[A block of data]
════════════════

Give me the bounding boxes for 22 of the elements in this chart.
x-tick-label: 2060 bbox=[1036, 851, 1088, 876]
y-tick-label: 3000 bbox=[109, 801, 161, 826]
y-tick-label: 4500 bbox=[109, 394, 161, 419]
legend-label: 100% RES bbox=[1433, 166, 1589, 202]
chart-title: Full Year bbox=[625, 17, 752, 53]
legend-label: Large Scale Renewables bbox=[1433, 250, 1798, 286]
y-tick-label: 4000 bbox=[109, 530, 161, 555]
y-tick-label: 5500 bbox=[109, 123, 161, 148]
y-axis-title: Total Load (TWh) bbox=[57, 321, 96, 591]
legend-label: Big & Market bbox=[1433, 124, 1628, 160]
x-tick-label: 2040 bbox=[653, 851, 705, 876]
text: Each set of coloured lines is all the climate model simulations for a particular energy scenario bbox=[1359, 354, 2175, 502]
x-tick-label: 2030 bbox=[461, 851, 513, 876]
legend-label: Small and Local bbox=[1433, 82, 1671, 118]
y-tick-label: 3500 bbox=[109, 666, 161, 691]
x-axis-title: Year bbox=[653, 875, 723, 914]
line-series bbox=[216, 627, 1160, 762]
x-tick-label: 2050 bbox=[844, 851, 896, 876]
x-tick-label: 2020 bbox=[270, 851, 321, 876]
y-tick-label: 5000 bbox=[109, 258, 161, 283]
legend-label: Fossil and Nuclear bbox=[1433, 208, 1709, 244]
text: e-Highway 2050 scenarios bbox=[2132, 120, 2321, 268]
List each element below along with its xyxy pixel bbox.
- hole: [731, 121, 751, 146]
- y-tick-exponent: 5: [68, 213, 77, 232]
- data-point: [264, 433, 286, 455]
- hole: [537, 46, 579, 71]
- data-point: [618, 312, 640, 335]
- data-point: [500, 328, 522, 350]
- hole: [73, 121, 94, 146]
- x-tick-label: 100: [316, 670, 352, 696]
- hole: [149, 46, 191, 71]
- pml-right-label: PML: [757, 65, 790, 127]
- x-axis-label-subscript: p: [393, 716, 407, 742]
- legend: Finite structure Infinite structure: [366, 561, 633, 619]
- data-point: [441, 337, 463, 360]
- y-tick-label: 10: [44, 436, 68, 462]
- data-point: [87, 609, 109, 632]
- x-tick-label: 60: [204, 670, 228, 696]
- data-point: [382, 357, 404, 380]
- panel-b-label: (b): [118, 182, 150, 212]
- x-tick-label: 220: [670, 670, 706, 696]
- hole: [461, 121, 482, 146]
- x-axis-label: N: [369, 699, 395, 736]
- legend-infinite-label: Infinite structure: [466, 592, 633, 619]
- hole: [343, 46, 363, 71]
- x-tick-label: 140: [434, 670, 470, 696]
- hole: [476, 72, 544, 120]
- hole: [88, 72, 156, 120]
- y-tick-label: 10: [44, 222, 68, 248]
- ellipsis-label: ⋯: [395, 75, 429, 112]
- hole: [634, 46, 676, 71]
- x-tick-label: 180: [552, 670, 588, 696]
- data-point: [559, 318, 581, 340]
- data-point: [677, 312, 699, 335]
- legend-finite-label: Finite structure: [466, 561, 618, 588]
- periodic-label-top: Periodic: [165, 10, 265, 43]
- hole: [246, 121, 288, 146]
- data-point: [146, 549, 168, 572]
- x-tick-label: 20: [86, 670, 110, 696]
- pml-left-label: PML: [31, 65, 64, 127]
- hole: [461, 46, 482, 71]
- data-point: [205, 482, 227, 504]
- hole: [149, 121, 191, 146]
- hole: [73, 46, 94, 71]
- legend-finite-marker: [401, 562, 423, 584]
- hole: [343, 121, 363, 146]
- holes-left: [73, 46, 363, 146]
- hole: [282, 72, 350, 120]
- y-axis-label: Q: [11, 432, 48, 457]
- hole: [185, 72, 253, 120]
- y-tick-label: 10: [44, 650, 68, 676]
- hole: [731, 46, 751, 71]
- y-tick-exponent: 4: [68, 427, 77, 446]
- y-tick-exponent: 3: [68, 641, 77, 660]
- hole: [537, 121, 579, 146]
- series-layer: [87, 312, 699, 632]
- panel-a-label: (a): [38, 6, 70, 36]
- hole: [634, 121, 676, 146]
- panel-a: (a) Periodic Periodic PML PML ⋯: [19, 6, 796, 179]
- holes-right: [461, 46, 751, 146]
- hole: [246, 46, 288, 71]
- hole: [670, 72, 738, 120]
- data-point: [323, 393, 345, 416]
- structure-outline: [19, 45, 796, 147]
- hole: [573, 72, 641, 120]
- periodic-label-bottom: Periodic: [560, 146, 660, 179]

════════════════

Rewrite the entries above, changing every "data-point" to "marker-point" and leaving everything else untouched.

Give me the bounding boxes for 22 of the elements in this chart.
x-tick-label: 2060 bbox=[1036, 851, 1088, 876]
y-tick-label: 3000 bbox=[109, 801, 161, 826]
y-tick-label: 4500 bbox=[109, 394, 161, 419]
legend-label: 100% RES bbox=[1433, 166, 1589, 202]
chart-title: Full Year bbox=[625, 17, 752, 53]
legend-label: Large Scale Renewables bbox=[1433, 250, 1798, 286]
y-tick-label: 4000 bbox=[109, 530, 161, 555]
y-tick-label: 5500 bbox=[109, 123, 161, 148]
y-axis-title: Total Load (TWh) bbox=[57, 321, 96, 591]
legend-label: Big & Market bbox=[1433, 124, 1628, 160]
x-tick-label: 2040 bbox=[653, 851, 705, 876]
text: Each set of coloured lines is all the climate model simulations for a particular energy scenario bbox=[1359, 354, 2175, 502]
x-tick-label: 2030 bbox=[461, 851, 513, 876]
legend-label: Small and Local bbox=[1433, 82, 1671, 118]
y-tick-label: 3500 bbox=[109, 666, 161, 691]
x-axis-title: Year bbox=[653, 875, 723, 914]
line-series bbox=[216, 627, 1160, 762]
x-tick-label: 2050 bbox=[844, 851, 896, 876]
x-tick-label: 2020 bbox=[270, 851, 321, 876]
y-tick-label: 5000 bbox=[109, 258, 161, 283]
legend-label: Fossil and Nuclear bbox=[1433, 208, 1709, 244]
text: e-Highway 2050 scenarios bbox=[2132, 120, 2321, 268]
List each element below along with its xyxy pixel bbox.
- hole: [731, 121, 751, 146]
- y-tick-exponent: 5: [68, 213, 77, 232]
- marker-point: [264, 433, 286, 455]
- hole: [537, 46, 579, 71]
- marker-point: [618, 312, 640, 335]
- marker-point: [500, 328, 522, 350]
- hole: [73, 121, 94, 146]
- x-tick-label: 100: [316, 670, 352, 696]
- hole: [149, 46, 191, 71]
- pml-right-label: PML: [757, 65, 790, 127]
- x-axis-label-subscript: p: [393, 716, 407, 742]
- legend: Finite structure Infinite structure: [366, 561, 633, 619]
- marker-point: [441, 337, 463, 360]
- y-tick-label: 10: [44, 436, 68, 462]
- marker-point: [87, 609, 109, 632]
- x-tick-label: 60: [204, 670, 228, 696]
- marker-point: [382, 357, 404, 380]
- panel-b-label: (b): [118, 182, 150, 212]
- x-tick-label: 220: [670, 670, 706, 696]
- hole: [461, 121, 482, 146]
- x-axis-label: N: [369, 699, 395, 736]
- legend-infinite-label: Infinite structure: [466, 592, 633, 619]
- hole: [343, 46, 363, 71]
- x-tick-label: 140: [434, 670, 470, 696]
- hole: [476, 72, 544, 120]
- hole: [88, 72, 156, 120]
- y-tick-label: 10: [44, 222, 68, 248]
- ellipsis-label: ⋯: [395, 75, 429, 112]
- hole: [634, 46, 676, 71]
- x-tick-label: 180: [552, 670, 588, 696]
- marker-point: [559, 318, 581, 340]
- marker-point: [677, 312, 699, 335]
- legend-finite-label: Finite structure: [466, 561, 618, 588]
- periodic-label-top: Periodic: [165, 10, 265, 43]
- hole: [246, 121, 288, 146]
- marker-point: [146, 549, 168, 572]
- x-tick-label: 20: [86, 670, 110, 696]
- pml-left-label: PML: [31, 65, 64, 127]
- hole: [461, 46, 482, 71]
- marker-point: [205, 482, 227, 504]
- hole: [149, 121, 191, 146]
- hole: [73, 46, 94, 71]
- legend-finite-marker: [401, 562, 423, 584]
- hole: [343, 121, 363, 146]
- holes-left: [73, 46, 363, 146]
- hole: [282, 72, 350, 120]
- y-axis-label: Q: [11, 432, 48, 457]
- hole: [185, 72, 253, 120]
- y-tick-label: 10: [44, 650, 68, 676]
- hole: [731, 46, 751, 71]
- y-tick-exponent: 4: [68, 427, 77, 446]
- y-tick-exponent: 3: [68, 641, 77, 660]
- hole: [537, 121, 579, 146]
- series-layer: [87, 312, 699, 632]
- panel-a-label: (a): [38, 6, 70, 36]
- hole: [634, 121, 676, 146]
- panel-a: (a) Periodic Periodic PML PML ⋯: [19, 6, 796, 179]
- holes-right: [461, 46, 751, 146]
- hole: [246, 46, 288, 71]
- hole: [670, 72, 738, 120]
- marker-point: [323, 393, 345, 416]
- structure-outline: [19, 45, 796, 147]
- hole: [573, 72, 641, 120]
- periodic-label-bottom: Periodic: [560, 146, 660, 179]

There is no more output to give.